Output the records exactly as they appear, with no pictures included.

• Stored records:
↓

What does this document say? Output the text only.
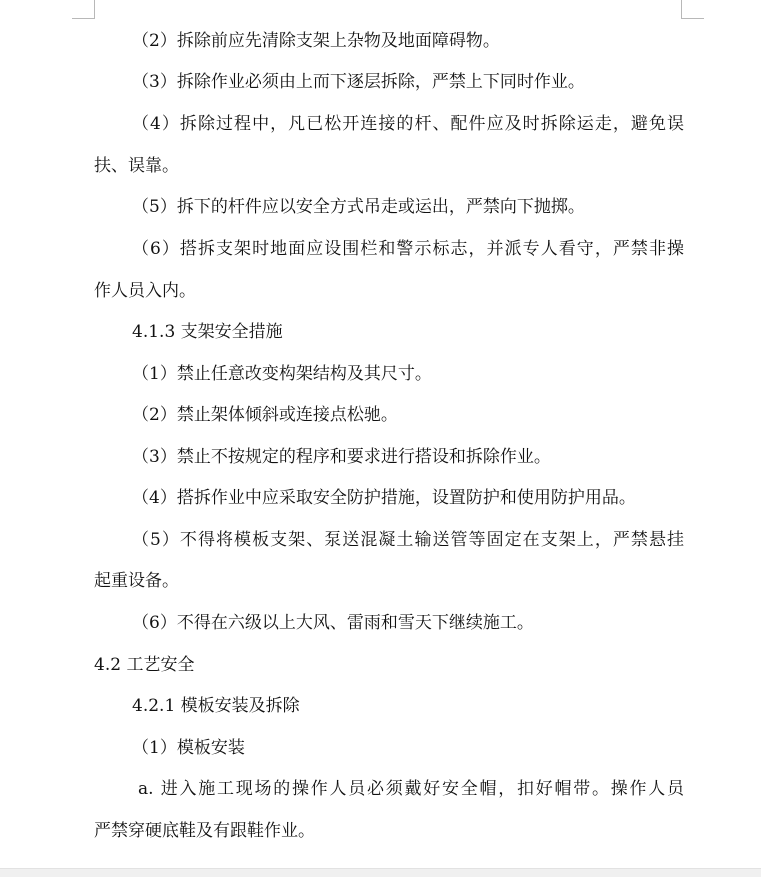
（2）拆除前应先清除支架上杂物及地面障碍物。
（3）拆除作业必须由上而下逐层拆除，严禁上下同时作业。
（4）拆除过程中，凡已松开连接的杆、配件应及时拆除运走，避免误
扶、误靠。
（5）拆下的杆件应以安全方式吊走或运出，严禁向下抛掷。
（6）搭拆支架时地面应设围栏和警示标志，并派专人看守，严禁非操
作人员入内。
4.1.3 支架安全措施
（1）禁止任意改变构架结构及其尺寸。
（2）禁止架体倾斜或连接点松驰。
（3）禁止不按规定的程序和要求进行搭设和拆除作业。
（4）搭拆作业中应采取安全防护措施，设置防护和使用防护用品。
（5）不得将模板支架、泵送混凝土输送管等固定在支架上，严禁悬挂
起重设备。
（6）不得在六级以上大风、雷雨和雪天下继续施工。
4.2 工艺安全
4.2.1 模板安装及拆除
（1）模板安装
a. 进入施工现场的操作人员必须戴好安全帽，扣好帽带。操作人员
严禁穿硬底鞋及有跟鞋作业。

↑

• Correct output:
What does this document say? Output the text only.
（2）拆除前应先清除支架上杂物及地面障碍物。
（3）拆除作业必须由上而下逐层拆除，严禁上下同时作业。
（4）拆除过程中，凡已松开连接的杆、配件应及时拆除运走，避免误
扶、误靠。
（5）拆下的杆件应以安全方式吊走或运出，严禁向下抛掷。
（6）搭拆支架时地面应设围栏和警示标志，并派专人看守，严禁非操
作人员入内。
4.1.3 支架安全措施
（1）禁止任意改变构架结构及其尺寸。
（2）禁止架体倾斜或连接点松驰。
（3）禁止不按规定的程序和要求进行搭设和拆除作业。
（4）搭拆作业中应采取安全防护措施，设置防护和使用防护用品。
（5）不得将模板支架、泵送混凝土输送管等固定在支架上，严禁悬挂
起重设备。
（6）不得在六级以上大风、雷雨和雪天下继续施工。
4.2 工艺安全
4.2.1 模板安装及拆除
（1）模板安装
a. 进入施工现场的操作人员必须戴好安全帽，扣好帽带。操作人员
严禁穿硬底鞋及有跟鞋作业。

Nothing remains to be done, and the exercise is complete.